**Prompt**
Set down each record exactly as written.

**Raw data**
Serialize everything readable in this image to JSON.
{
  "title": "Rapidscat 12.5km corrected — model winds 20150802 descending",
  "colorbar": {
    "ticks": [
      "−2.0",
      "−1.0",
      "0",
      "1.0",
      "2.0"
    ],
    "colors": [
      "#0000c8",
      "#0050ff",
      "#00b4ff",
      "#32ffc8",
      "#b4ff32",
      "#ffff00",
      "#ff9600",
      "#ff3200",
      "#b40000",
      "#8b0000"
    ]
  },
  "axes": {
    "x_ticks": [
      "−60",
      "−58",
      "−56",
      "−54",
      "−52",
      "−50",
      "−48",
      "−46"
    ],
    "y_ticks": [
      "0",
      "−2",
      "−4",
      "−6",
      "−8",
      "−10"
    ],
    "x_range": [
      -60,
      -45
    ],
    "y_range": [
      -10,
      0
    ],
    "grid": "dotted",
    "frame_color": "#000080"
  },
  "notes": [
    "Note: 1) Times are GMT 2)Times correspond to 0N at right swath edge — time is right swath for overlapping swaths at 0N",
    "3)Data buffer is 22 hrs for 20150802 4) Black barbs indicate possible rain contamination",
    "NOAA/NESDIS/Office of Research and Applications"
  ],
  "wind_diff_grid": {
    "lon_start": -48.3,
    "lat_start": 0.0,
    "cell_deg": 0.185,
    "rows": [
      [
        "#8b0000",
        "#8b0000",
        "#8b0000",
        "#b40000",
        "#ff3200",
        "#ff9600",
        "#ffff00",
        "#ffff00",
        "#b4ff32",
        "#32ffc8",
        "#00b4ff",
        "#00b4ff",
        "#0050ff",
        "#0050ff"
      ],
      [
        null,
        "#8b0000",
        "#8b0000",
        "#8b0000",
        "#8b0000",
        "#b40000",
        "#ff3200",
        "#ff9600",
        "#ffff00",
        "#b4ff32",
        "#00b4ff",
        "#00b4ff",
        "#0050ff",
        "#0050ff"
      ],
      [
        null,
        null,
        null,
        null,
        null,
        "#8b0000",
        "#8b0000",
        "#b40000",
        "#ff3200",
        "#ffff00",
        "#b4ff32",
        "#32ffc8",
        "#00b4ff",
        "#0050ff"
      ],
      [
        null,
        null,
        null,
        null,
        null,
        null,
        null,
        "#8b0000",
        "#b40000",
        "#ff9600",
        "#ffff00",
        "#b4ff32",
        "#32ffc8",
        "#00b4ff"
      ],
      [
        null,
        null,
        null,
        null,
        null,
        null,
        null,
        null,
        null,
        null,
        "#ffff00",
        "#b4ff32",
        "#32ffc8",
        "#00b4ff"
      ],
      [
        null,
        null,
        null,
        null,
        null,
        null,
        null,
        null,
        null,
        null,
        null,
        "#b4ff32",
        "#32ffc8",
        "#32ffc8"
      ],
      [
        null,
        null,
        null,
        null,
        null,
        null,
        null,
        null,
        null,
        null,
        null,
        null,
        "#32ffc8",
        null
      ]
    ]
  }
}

**Solution to the exercise**
Serialize everything readable in this image to JSON.
{
  "title": "Rapidscat 12.5km corrected — model winds 20150802 descending",
  "colorbar": {
    "ticks": [
      "−2.0",
      "−1.0",
      "0",
      "1.0",
      "2.0"
    ],
    "colors": [
      "#0000c8",
      "#0050ff",
      "#00b4ff",
      "#32ffc8",
      "#b4ff32",
      "#ffff00",
      "#ff9600",
      "#ff3200",
      "#b40000",
      "#8b0000"
    ]
  },
  "axes": {
    "x_ticks": [
      "−60",
      "−58",
      "−56",
      "−54",
      "−52",
      "−50",
      "−48",
      "−46"
    ],
    "y_ticks": [
      "0",
      "−2",
      "−4",
      "−6",
      "−8",
      "−10"
    ],
    "x_range": [
      -60,
      -45
    ],
    "y_range": [
      -10,
      0
    ],
    "grid": "dotted",
    "frame_color": "#000080"
  },
  "notes": [
    "Note: 1) Times are GMT 2)Times correspond to 0N at right swath edge — time is right swath for overlapping swaths at 0N",
    "3)Data buffer is 22 hrs for 20150802 4) Black barbs indicate possible rain contamination",
    "NOAA/NESDIS/Office of Research and Applications"
  ],
  "wind_diff_grid": {
    "lon_start": -48.3,
    "lat_start": 0.0,
    "cell_deg": 0.185,
    "rows": [
      [
        "#8b0000",
        "#8b0000",
        "#8b0000",
        "#b40000",
        "#ff3200",
        "#ff9600",
        "#ffff00",
        "#ffff00",
        "#b4ff32",
        "#32ffc8",
        "#00b4ff",
        "#00b4ff",
        "#0050ff",
        "#0050ff"
      ],
      [
        null,
        "#8b0000",
        "#8b0000",
        "#8b0000",
        "#8b0000",
        "#b40000",
        "#ff3200",
        "#ff9600",
        "#ffff00",
        "#b4ff32",
        "#00b4ff",
        "#00b4ff",
        "#0050ff",
        "#0050ff"
      ],
      [
        null,
        null,
        null,
        null,
        null,
        "#8b0000",
        "#8b0000",
        "#b40000",
        "#ff3200",
        "#ffff00",
        "#b4ff32",
        "#32ffc8",
        "#00b4ff",
        "#0050ff"
      ],
      [
        null,
        null,
        null,
        null,
        null,
        null,
        null,
        "#8b0000",
        "#b40000",
        "#ff9600",
        "#ffff00",
        "#b4ff32",
        "#32ffc8",
        "#00b4ff"
      ],
      [
        null,
        null,
        null,
        null,
        null,
        null,
        null,
        null,
        null,
        null,
        "#ffff00",
        "#b4ff32",
        "#32ffc8",
        "#00b4ff"
      ],
      [
        null,
        null,
        null,
        null,
        null,
        null,
        null,
        null,
        null,
        null,
        null,
        "#b4ff32",
        "#32ffc8",
        "#32ffc8"
      ],
      [
        null,
        null,
        null,
        null,
        null,
        null,
        null,
        null,
        null,
        null,
        null,
        null,
        "#32ffc8",
        null
      ]
    ]
  }
}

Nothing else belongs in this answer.